Retype each entry below exactly as it stands.

□ □ □ □ □

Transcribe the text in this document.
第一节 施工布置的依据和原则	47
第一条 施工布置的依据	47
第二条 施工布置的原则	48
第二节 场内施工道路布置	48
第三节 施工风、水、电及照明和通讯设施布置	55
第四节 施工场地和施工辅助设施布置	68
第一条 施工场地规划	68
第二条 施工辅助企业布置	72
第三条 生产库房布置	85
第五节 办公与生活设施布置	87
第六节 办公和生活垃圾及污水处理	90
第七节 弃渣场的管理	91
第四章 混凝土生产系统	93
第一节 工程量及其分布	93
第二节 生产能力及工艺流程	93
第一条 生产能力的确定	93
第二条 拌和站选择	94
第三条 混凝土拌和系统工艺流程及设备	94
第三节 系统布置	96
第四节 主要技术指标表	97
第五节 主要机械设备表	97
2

□ □ □ □ □

▸ Task result
Transcribe the text in this document.
第一节 施工布置的依据和原则	47
第一条 施工布置的依据	47
第二条 施工布置的原则	48
第二节 场内施工道路布置	48
第三节 施工风、水、电及照明和通讯设施布置	55
第四节 施工场地和施工辅助设施布置	68
第一条 施工场地规划	68
第二条 施工辅助企业布置	72
第三条 生产库房布置	85
第五节 办公与生活设施布置	87
第六节 办公和生活垃圾及污水处理	90
第七节 弃渣场的管理	91
第四章 混凝土生产系统	93
第一节 工程量及其分布	93
第二节 生产能力及工艺流程	93
第一条 生产能力的确定	93
第二条 拌和站选择	94
第三条 混凝土拌和系统工艺流程及设备	94
第三节 系统布置	96
第四节 主要技术指标表	97
第五节 主要机械设备表	97
2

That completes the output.